◆ **Try it**
From the passage on the Cloud Hopper cyberattack below, copy word for word the portion that begins with "It is also believed" and ends after "later this year.".

◆ **Source extract**
------------

UK and Swedish watchdogs have warned of an international cyberattack.
According to the watchdog agencies, the targets of the cyber attack are large organizations in various countries and the amount of data stolen is supposedly massive.
According to the Swedish agency (MSB), the targets of the attack are different IT service providers in the United States, Japan, Sweden and other European countries.
It took a multi-agency collaboration of Britain’s National Security Center, cybersecurity firm BAE Systems, and PwC to uncover the massive attack.
According to the released report, the group devised genius ways to access their targets.
They hacked into the managed service providers’ systems to access their customers’ internal networks.
This is what made it nearly impossible for the organizations to detect this large-scale cyber attack on their systems and clients.
What is worrying is the amount of planning that went into the attack and the amount of time that had been spent on laying the foundation to siphon data.
The cyber attack, dubbed Cloud Hopper, is said to have been initiated by an organization called APT10, and seems to have been planned very well.
Though the attack seems to have been initiated in May 2016, there is a distinct possibility that it was already in place as early as 2014.
In this period, the group has been accessing large amounts of data from the targeted organizations according Sweden’s Civil Contingencies Agency (MSB).
The amount of data stolen is not clear, but it is believed to be massive.
MSB believes that Sweden could be the hardest hit among the targeted countries in Europe.
This is ironically due in part to its impressive development in cyber infrastructure and its over-reliance on digital platforms in most of the government organizations.
The country has most of its operations digitized, and this is what ultimately exposed it to a greater risk.
Most of the organizations in Sweden have the majority of their operations digitized, and a lot of services are outsourced to the managed service providers in question.
This has made it easy for APT10’s strategy to be relatively successful in Sweden in comparison to other countries.
Use of phishing e-mails was one if the main strategies that APT10 used to gain access.
According to the agency, the group sent phishing e-mails that infected the computers.
This made it very easy for the hackers to penetrate the system of the managed service providers to gain easy access to their customers.
It is also believed that the group used Swedish IP addresses to coordinate and execute the incursions and retrieve the stolen data.
The main victims of this massive attack were communication, IT, energy, and research sectors.
Though the cyber attack has been uncovered, it is not known whether it is still ongoing.
The group is believed to be well equipped with both technological and human resources.
It is not known how much they are entrenched into the organizations’ internal system and how much data has been stolen at the moment.
The fact that they attacked different organization has made it difficult for the agencies to identify the motive for the cyber attack, though updates are likely to come forward later this year.

------------

Data taken from a collection
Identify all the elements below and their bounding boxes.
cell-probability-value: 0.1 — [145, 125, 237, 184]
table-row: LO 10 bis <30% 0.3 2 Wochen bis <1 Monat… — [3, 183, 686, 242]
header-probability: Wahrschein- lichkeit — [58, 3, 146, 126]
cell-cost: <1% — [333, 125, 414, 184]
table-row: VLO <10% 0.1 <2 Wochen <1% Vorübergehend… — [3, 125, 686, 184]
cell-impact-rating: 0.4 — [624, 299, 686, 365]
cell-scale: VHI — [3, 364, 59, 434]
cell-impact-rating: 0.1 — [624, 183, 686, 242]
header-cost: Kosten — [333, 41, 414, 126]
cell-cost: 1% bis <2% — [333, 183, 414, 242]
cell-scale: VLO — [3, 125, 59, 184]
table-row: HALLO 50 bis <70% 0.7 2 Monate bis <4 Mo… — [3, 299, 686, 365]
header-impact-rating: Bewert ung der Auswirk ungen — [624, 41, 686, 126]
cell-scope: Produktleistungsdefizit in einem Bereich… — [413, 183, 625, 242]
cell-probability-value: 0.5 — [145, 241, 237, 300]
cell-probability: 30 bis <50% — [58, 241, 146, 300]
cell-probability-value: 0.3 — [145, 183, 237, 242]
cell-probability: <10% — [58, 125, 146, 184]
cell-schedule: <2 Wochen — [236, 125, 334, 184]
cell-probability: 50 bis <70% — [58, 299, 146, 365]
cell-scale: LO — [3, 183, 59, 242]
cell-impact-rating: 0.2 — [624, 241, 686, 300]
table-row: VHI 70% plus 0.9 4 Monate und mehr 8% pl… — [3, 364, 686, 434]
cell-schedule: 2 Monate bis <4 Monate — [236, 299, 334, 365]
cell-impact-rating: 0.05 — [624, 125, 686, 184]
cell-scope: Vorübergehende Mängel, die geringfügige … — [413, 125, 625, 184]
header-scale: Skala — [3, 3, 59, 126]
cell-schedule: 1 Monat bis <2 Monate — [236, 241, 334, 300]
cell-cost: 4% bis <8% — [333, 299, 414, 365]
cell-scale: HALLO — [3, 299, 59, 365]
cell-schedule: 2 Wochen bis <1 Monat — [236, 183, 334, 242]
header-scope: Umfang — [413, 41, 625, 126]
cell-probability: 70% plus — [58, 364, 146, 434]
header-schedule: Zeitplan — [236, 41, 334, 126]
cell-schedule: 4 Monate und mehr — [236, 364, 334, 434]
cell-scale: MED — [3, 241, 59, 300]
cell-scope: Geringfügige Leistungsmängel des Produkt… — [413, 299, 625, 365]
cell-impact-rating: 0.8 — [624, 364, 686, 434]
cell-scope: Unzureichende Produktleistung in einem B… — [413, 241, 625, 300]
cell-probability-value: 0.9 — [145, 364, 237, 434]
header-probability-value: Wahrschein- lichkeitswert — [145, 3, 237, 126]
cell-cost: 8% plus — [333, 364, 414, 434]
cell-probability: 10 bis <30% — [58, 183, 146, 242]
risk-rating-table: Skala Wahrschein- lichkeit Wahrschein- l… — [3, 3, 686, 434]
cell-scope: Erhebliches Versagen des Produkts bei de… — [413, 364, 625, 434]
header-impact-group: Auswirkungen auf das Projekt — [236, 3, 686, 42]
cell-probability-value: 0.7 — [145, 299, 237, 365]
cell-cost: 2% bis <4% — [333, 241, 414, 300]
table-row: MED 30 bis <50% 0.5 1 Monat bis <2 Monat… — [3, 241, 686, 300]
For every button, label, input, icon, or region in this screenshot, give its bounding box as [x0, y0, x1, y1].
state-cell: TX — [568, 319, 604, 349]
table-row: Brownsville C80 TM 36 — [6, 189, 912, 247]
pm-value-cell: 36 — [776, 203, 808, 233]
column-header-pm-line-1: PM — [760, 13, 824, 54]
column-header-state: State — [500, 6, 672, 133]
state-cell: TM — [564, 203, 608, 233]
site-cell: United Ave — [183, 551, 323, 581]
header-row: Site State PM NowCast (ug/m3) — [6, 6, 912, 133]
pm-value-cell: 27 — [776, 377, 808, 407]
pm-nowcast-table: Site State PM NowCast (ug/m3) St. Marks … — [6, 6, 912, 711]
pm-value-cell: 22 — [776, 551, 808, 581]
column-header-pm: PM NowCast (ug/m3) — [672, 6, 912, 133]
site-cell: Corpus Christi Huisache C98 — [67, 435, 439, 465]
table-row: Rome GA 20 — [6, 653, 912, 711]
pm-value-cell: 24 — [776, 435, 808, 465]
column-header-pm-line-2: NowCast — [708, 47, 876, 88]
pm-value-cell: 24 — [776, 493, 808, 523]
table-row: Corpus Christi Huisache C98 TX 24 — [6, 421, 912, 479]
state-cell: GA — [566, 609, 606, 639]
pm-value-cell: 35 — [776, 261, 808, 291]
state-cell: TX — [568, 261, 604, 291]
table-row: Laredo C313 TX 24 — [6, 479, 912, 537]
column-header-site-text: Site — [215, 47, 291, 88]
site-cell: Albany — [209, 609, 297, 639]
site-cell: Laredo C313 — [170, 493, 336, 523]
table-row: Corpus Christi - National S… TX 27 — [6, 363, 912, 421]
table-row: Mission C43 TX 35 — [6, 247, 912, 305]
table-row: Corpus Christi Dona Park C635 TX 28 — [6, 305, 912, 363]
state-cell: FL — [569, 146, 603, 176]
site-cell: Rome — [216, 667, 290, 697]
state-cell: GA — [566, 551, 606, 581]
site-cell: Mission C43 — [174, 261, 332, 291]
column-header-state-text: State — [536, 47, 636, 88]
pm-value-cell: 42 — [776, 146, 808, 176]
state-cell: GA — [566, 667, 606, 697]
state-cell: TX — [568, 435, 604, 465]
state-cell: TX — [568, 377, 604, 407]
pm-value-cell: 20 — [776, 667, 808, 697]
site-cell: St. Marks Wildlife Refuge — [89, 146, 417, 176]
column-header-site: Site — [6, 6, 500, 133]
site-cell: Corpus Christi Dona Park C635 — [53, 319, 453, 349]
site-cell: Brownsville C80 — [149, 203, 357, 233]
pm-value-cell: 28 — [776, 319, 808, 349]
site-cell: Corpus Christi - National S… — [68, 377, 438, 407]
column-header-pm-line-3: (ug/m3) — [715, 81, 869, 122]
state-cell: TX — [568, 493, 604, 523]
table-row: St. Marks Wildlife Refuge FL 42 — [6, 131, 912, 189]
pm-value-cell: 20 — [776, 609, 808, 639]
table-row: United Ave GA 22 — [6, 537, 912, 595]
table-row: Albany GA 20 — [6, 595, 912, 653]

------------

◆ **Exercise output**
It is also believed that the group used Swedish IP addresses to coordinate and execute the incursions and retrieve the stolen data.
The main victims of this massive attack were communication, IT, energy, and research sectors.
Though the cyber attack has been uncovered, it is not known whether it is still ongoing.
The group is believed to be well equipped with both technological and human resources.
It is not known how much they are entrenched into the organizations’ internal system and how much data has been stolen at the moment.
The fact that they attacked different organization has made it difficult for the agencies to identify the motive for the cyber attack, though updates are likely to come forward later this year.